>> Start Records provided

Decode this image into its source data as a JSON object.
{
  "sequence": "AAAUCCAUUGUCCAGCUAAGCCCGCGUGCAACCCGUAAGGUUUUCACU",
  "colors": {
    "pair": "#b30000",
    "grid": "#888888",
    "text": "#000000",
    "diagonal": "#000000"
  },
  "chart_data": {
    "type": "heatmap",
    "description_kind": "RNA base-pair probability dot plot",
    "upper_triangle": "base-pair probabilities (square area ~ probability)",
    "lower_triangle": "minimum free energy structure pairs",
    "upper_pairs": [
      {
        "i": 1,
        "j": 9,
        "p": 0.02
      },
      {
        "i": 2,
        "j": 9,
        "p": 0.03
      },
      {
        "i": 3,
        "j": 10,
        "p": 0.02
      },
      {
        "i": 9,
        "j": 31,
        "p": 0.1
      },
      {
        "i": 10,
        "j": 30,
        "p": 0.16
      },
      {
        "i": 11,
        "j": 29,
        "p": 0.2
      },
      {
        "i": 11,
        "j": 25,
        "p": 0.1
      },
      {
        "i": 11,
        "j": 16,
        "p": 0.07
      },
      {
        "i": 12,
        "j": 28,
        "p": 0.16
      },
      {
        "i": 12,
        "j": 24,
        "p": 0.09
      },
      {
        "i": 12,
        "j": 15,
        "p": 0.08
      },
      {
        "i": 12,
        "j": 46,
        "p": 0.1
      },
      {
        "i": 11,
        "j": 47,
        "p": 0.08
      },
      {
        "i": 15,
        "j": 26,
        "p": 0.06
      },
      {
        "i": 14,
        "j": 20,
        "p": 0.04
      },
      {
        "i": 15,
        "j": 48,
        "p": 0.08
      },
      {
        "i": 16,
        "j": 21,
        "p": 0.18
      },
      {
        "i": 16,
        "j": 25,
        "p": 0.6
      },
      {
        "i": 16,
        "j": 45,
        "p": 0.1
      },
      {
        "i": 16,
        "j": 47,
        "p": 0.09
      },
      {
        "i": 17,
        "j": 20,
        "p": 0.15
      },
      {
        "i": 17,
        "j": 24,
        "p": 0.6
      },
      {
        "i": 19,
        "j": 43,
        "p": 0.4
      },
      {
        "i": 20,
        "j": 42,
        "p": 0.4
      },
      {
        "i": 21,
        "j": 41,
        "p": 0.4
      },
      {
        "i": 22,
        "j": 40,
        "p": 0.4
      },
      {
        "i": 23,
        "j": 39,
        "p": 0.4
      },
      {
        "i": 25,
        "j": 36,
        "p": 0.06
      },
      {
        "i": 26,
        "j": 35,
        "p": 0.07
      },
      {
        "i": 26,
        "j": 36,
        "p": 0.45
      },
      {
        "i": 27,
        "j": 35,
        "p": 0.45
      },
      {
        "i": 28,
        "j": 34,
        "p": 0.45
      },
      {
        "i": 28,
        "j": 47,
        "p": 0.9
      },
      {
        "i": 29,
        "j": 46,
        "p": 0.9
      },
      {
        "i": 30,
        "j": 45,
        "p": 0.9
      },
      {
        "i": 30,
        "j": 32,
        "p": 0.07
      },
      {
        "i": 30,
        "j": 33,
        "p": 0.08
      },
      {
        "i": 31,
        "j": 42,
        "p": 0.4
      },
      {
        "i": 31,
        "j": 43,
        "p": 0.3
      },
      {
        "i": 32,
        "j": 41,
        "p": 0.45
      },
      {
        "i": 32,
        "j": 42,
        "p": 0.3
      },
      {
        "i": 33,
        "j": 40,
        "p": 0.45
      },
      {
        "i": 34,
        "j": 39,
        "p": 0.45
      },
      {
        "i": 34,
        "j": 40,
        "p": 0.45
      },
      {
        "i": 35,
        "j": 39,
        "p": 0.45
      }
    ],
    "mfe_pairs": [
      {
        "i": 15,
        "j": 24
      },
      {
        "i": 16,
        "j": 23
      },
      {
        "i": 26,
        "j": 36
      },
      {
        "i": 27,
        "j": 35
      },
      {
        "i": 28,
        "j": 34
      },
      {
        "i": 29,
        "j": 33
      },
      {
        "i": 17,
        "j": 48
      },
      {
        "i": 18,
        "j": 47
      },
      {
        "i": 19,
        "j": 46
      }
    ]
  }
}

>> End Records provided

§ **Short exercise**:
Extract from the material all lines containing the string "base".

§ **Written response**:
    "description_kind": "RNA base-pair probability dot plot",
    "upper_triangle": "base-pair probabilities (square area ~ probability)",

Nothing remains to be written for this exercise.